**Supplied passage:**
========================
Up to two-thirds of patients also have macrodactyly in the involved region, although researchers have advocated classifying the presence of macrodactyly as a separate variant of lipofibromatous hamartoma [18, 19]. The hypertrophy of all tissues such as adipose, muscle, and skeletal in a particular neural distribution has led to a classification as “macrodystrophia lipomatosa .” While definitive basic science research is lacking, researchers have hypothesized “sclerotomes” in addition to dermatomes and myotomes that may respond to pathology in a particular nerve branch with hyperplasia in the given innervated area. A case of “dual pathology” to the median nerve in which the patient had a distal LFH in addition to compression on the median nerve from coronoid osteochondroma has been debated as an example of this nerve-distributed macrodactyly [20, 21].
Ultrasound may be used in the diagnosis of this tumor, especially since the major differential diagnosis includes hemangiomas and ganglion cysts which may be readily diagnosed with ultrasound. LFH on ultrasound is described as a fusiform mass with longitudinal nerve bundles and alternating hypoechoic and hyperechoic bands. However, as with all nerve tumors, MRI remains the imaging gold standard. LFH is commonly seen as a fusiform or hourglass enlargement of the nerve on coronal sections with serpentine nerve bundles surrounded by fat, leading to a “spaghetti-like” appearance. On axial views, the tumor is described as a “coaxial cable” with nerve bundles separated by fat [18, 19]. These findings are pathognomonic for LFH, and given the possibility of nerve compromise with biopsy, invasive diagnostics is typically not necessary or recommended.
While not routinely performed for diagnostic purpose, histology will also confirm LFH as a tumor characterized by mature adipose and fibrous tissue infiltrating the potential space between the epineurium and perineurium of nerve fascicles.
As described by Tahiri, the treatment of LFH follows four major treatment goals: symptom prevention, symptom relief, aesthetic concerns, and avoidance of functional impairment [18]. Currently, treatment paradigms appear to be more conservative in nature with expectant management until symptom presentation as the prevailing treatment. Once indicated, the most common treatment modalities are carpal tunnel release for decompression to alleviate neuropathy. Resection of the tumor may not represent a cure in comparison to other nerve neoplasms. Mahan and colleagues reported a case wherein LFH recurred at the nerve graft with fibrofatty proliferation throughout the graft and its distal branches. The authors speculate that microscopic residual tumor is present despite a macroscopic total resection, allowing for progression and recurrence of tumor [22]. In the presence of macrodactyly, epiphysiodesis may be attempted in skeletally immature patients. In adults with severely limiting macrodactyly, surgeons may perform arthroplasty or may even consider ray amputations [18].
========================
**Information supplied:**
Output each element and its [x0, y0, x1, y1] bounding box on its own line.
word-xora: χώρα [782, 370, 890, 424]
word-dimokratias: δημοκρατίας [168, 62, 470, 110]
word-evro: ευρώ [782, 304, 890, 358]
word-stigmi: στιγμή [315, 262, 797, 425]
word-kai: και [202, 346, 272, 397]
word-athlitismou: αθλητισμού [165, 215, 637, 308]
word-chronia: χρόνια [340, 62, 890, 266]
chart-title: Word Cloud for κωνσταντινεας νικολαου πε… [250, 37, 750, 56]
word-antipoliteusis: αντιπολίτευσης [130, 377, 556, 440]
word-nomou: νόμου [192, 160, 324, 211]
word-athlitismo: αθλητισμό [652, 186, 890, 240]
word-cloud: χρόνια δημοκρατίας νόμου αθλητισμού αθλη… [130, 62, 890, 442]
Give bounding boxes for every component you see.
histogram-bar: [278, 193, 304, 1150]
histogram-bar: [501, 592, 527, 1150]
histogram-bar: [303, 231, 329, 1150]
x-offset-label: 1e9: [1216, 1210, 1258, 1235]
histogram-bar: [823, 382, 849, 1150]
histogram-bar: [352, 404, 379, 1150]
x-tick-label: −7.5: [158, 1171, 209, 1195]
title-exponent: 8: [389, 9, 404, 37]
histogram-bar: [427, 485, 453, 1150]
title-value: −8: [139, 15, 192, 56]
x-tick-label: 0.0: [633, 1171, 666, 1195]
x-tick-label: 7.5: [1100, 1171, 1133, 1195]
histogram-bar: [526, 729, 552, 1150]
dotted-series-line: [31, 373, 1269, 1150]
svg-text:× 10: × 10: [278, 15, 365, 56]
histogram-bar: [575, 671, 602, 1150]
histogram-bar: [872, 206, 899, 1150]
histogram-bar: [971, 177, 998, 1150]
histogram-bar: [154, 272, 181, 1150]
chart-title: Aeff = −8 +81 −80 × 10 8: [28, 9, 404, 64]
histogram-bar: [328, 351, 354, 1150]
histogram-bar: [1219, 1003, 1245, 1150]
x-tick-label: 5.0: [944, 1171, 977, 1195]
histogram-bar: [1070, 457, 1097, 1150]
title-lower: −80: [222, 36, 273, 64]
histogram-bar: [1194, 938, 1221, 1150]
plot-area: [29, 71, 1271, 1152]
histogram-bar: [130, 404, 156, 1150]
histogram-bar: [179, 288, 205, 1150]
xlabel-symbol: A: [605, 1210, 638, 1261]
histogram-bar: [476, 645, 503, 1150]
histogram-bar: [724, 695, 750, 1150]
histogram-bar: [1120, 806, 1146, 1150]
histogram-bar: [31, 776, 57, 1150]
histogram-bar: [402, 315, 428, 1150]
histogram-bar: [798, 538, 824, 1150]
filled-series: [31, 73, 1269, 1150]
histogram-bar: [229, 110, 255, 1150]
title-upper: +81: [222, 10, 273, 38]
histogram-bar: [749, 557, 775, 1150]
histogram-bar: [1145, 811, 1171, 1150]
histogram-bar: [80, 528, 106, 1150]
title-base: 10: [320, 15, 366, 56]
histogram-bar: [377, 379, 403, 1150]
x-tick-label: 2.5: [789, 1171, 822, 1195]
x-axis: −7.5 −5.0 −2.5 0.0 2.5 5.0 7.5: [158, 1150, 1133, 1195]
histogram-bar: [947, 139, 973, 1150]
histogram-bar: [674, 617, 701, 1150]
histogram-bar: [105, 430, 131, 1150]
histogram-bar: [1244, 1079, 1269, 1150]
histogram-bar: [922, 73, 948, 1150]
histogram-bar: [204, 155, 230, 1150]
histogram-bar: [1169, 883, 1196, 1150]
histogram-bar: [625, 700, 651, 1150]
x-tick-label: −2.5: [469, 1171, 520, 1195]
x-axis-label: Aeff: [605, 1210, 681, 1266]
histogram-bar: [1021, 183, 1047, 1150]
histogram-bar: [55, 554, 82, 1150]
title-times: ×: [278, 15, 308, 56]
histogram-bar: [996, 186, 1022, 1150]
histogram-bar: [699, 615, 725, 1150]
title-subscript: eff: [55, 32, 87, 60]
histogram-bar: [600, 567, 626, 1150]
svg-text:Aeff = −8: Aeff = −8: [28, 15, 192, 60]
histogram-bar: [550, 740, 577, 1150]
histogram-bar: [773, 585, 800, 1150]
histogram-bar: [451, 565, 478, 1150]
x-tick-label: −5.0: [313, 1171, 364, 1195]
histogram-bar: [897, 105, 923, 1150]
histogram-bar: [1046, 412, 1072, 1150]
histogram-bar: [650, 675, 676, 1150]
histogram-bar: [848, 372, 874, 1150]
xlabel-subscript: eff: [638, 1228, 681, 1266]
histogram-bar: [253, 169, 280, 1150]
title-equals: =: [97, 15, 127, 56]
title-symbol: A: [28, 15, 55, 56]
========================
**Task brief:** In the passage on lipofibromatous hamartoma, rewrite the part between "Up to two-thirds" and "macrodactyly [20, 21].", inclusive, replacing "macrodactyly" with "digital overgrowth".

**Problem solution:**
Up to two-thirds of patients also have digital overgrowth in the involved region, although researchers have advocated classifying the presence of digital overgrowth as a separate variant of lipofibromatous hamartoma [18, 19]. The hypertrophy of all tissues such as adipose, muscle, and skeletal in a particular neural distribution has led to a classification as “macrodystrophia lipomatosa .” While definitive basic science research is lacking, researchers have hypothesized “sclerotomes” in addition to dermatomes and myotomes that may respond to pathology in a particular nerve branch with hyperplasia in the given innervated area. A case of “dual pathology” to the median nerve in which the patient had a distal LFH in addition to compression on the median nerve from coronoid osteochondroma has been debated as an example of this nerve-distributed digital overgrowth [20, 21].